◆ **Set exercise**
Going through the material below, please gather all lines with the word "result" in them.

(Saved entries)
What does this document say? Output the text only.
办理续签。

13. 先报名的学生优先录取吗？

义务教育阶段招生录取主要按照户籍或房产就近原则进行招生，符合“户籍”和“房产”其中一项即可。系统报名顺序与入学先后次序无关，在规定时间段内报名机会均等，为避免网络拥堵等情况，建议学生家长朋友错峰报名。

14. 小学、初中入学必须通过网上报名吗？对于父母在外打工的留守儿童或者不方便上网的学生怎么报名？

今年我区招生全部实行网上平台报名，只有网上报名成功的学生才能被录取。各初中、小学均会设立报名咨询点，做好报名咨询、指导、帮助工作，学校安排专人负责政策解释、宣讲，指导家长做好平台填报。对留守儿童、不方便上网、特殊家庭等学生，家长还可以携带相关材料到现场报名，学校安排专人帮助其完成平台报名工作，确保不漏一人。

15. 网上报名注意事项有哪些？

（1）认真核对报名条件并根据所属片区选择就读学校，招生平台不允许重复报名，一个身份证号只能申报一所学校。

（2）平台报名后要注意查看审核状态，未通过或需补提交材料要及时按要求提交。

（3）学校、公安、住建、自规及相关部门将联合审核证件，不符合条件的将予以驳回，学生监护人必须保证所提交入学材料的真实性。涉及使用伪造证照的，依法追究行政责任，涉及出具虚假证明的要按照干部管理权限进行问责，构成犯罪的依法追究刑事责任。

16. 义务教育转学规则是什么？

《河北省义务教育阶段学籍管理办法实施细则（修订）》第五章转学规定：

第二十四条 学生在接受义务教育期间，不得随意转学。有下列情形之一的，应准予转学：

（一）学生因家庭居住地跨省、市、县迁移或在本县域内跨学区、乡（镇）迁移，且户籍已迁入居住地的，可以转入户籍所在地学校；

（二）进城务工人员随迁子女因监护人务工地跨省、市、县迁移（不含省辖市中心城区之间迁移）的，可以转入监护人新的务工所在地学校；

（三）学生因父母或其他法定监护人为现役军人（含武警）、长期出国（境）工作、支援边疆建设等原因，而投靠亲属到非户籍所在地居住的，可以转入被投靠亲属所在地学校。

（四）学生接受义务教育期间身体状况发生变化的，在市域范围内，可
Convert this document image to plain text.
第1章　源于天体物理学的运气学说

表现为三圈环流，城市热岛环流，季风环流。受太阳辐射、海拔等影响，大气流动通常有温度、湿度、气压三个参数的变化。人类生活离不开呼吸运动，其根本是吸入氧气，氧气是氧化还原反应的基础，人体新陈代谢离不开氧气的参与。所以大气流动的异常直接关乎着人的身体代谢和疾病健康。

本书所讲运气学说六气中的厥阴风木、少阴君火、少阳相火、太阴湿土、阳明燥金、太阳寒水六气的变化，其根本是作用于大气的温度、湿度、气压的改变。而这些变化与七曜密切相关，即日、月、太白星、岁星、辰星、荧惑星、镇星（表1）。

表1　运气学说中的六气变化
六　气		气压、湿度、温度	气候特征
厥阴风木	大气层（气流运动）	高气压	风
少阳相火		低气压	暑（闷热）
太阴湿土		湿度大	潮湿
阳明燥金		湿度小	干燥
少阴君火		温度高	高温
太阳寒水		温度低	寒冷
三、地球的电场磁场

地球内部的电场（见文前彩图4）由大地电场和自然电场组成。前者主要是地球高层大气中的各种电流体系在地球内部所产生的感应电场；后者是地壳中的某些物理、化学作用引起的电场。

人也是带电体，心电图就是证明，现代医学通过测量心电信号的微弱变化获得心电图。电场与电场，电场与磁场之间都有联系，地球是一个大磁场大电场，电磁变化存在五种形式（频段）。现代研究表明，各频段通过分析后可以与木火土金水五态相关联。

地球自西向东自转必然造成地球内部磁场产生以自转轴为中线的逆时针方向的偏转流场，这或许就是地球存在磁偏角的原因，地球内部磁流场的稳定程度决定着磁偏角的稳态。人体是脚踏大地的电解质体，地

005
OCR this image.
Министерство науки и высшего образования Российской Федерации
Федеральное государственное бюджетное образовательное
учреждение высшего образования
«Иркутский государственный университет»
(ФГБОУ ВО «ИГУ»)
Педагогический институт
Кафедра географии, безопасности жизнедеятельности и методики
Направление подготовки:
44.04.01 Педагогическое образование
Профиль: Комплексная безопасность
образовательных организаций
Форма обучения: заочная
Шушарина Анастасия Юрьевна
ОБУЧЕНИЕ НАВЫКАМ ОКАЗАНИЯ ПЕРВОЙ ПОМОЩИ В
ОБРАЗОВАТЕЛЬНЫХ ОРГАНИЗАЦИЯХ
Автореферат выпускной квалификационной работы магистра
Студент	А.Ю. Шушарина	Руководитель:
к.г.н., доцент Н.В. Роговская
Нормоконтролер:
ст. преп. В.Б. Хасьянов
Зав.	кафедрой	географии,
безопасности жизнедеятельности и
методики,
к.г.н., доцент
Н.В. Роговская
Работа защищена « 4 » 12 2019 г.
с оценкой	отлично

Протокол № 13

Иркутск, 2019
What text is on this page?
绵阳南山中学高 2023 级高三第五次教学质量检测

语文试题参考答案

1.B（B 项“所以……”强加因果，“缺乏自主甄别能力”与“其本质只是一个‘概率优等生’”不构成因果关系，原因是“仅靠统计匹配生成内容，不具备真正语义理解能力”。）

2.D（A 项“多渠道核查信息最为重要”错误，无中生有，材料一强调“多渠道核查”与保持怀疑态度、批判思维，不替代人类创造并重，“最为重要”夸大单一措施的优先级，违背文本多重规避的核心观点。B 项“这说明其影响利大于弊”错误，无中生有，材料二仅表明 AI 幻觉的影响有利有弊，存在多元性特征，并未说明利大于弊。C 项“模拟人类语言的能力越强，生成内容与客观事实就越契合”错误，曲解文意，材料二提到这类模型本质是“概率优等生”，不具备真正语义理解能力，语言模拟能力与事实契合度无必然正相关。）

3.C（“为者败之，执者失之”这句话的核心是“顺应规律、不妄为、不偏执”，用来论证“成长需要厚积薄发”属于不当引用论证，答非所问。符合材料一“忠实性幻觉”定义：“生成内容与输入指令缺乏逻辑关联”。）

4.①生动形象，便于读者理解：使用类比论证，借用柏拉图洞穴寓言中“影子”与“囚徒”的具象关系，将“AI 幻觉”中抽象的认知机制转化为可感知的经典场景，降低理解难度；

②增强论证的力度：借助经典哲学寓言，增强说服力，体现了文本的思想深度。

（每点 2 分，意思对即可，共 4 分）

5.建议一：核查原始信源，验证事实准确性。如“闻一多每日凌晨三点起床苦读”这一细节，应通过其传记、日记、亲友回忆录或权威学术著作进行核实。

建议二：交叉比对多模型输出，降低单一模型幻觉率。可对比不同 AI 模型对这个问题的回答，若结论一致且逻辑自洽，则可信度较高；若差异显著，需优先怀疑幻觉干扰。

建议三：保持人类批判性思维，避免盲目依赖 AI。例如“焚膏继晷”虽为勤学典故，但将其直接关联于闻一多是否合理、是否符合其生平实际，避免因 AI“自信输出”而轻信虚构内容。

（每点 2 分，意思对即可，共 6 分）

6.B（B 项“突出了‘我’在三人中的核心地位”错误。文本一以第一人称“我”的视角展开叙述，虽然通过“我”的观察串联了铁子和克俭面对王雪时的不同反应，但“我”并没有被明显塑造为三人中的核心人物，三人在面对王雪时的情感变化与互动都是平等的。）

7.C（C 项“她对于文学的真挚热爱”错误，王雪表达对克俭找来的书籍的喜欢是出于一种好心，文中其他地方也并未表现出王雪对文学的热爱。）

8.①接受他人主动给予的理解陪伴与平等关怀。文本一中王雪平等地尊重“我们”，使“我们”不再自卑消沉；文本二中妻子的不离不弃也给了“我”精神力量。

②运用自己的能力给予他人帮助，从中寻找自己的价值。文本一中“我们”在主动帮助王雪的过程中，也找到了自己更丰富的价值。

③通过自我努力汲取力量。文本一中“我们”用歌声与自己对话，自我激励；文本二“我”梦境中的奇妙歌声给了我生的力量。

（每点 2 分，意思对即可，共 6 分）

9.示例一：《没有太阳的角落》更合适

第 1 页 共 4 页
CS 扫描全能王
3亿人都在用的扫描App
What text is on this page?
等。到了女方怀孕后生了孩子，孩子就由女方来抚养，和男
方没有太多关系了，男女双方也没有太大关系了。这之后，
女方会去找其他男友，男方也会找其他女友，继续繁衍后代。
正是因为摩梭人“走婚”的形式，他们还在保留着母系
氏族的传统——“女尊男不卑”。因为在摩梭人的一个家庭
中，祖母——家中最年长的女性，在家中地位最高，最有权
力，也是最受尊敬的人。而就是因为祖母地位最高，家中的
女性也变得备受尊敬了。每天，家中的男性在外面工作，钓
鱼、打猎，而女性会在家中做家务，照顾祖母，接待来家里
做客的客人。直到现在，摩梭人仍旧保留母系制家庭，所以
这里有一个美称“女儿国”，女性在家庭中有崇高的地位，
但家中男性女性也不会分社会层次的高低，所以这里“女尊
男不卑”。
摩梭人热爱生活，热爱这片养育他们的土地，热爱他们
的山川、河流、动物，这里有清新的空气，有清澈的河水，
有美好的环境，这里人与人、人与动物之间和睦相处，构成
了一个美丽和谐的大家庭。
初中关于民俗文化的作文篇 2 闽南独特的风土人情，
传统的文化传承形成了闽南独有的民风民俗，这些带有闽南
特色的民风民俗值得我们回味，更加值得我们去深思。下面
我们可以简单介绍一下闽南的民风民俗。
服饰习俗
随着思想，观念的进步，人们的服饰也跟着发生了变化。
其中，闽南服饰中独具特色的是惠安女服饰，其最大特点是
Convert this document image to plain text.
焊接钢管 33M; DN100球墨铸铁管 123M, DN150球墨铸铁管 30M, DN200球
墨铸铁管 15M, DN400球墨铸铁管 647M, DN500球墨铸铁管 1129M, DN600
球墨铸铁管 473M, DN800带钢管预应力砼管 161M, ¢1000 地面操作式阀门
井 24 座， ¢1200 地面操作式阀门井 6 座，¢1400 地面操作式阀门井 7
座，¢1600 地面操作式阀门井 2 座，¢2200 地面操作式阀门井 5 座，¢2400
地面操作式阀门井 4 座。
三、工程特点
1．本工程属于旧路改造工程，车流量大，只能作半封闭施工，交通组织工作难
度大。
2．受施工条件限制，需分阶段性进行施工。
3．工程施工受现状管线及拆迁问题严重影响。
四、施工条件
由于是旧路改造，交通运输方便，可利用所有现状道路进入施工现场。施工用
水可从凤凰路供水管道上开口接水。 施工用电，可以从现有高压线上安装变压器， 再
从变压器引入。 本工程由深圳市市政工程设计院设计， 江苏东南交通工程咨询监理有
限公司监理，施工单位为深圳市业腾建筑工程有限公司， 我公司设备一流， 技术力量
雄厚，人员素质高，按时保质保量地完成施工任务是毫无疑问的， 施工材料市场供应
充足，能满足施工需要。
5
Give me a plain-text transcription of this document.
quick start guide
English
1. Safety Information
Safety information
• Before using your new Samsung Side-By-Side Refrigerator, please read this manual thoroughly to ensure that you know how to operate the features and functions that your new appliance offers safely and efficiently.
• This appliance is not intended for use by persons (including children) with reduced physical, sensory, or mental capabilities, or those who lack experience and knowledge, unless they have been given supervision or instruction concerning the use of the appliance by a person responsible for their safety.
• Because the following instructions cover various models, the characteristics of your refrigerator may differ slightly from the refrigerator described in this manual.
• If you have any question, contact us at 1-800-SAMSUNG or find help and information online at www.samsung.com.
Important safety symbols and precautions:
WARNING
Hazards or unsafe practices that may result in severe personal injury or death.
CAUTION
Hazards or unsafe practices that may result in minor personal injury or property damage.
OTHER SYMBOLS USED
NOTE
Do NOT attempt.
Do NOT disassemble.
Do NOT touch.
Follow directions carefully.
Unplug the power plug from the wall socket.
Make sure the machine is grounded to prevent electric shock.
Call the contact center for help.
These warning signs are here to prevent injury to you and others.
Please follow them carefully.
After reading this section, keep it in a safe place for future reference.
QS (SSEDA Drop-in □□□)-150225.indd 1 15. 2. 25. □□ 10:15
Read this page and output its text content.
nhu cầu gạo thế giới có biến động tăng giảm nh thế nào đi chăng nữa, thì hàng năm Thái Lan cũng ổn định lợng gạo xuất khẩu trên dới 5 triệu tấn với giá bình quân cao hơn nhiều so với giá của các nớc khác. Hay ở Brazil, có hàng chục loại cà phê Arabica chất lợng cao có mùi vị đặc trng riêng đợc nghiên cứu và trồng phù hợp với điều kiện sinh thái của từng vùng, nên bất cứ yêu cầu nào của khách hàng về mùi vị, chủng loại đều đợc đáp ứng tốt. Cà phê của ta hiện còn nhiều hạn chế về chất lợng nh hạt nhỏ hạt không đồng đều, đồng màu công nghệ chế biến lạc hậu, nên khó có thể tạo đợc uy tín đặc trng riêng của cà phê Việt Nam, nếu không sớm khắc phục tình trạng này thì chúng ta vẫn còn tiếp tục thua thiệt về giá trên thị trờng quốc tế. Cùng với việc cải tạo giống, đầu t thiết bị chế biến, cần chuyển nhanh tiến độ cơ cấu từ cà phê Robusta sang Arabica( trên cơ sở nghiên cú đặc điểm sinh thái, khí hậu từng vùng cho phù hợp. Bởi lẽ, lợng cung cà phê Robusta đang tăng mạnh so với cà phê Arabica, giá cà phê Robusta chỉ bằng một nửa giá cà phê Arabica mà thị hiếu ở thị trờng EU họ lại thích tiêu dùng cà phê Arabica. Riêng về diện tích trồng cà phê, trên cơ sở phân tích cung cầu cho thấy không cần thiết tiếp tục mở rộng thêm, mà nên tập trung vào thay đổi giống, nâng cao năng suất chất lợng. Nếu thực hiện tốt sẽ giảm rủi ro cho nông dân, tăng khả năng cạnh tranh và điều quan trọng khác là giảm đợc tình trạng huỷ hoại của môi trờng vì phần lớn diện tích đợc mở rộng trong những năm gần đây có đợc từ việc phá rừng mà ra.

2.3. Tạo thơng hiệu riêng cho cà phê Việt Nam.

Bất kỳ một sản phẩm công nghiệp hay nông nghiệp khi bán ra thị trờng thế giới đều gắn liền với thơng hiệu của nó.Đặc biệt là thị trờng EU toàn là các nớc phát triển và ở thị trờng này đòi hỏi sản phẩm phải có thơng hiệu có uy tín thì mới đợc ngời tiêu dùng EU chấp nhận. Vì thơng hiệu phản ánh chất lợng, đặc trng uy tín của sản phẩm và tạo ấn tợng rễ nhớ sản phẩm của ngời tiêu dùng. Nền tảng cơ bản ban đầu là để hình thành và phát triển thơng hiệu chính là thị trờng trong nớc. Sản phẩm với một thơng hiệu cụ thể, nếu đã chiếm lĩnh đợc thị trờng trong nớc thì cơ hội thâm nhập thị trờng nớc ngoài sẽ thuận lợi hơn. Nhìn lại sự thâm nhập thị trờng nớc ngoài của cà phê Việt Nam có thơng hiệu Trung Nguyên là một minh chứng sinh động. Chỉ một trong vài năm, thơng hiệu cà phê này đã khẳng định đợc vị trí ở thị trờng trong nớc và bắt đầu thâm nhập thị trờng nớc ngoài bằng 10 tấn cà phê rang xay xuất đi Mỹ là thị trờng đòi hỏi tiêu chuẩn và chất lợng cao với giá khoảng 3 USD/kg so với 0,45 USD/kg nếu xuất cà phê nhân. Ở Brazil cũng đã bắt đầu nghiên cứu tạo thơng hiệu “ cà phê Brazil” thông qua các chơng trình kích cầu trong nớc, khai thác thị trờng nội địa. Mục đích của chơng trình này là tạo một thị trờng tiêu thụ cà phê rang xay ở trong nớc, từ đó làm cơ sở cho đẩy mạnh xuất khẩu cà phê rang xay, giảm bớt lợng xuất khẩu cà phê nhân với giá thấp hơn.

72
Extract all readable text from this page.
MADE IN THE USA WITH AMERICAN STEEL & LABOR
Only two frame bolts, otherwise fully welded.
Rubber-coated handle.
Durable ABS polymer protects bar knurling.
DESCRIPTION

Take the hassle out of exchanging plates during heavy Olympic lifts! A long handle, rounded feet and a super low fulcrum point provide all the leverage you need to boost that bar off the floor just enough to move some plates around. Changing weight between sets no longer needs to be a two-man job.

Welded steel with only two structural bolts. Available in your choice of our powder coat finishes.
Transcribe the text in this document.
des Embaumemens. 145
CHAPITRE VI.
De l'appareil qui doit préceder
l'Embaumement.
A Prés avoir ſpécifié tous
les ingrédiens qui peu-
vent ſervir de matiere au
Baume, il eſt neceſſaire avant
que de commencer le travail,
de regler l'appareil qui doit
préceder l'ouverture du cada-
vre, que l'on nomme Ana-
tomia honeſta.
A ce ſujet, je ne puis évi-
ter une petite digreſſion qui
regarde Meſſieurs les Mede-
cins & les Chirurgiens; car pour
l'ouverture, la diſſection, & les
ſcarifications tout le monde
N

◆ **Complete answer**
Hazards or unsafe practices that may result in severe personal injury or death.
Hazards or unsafe practices that may result in minor personal injury or property damage.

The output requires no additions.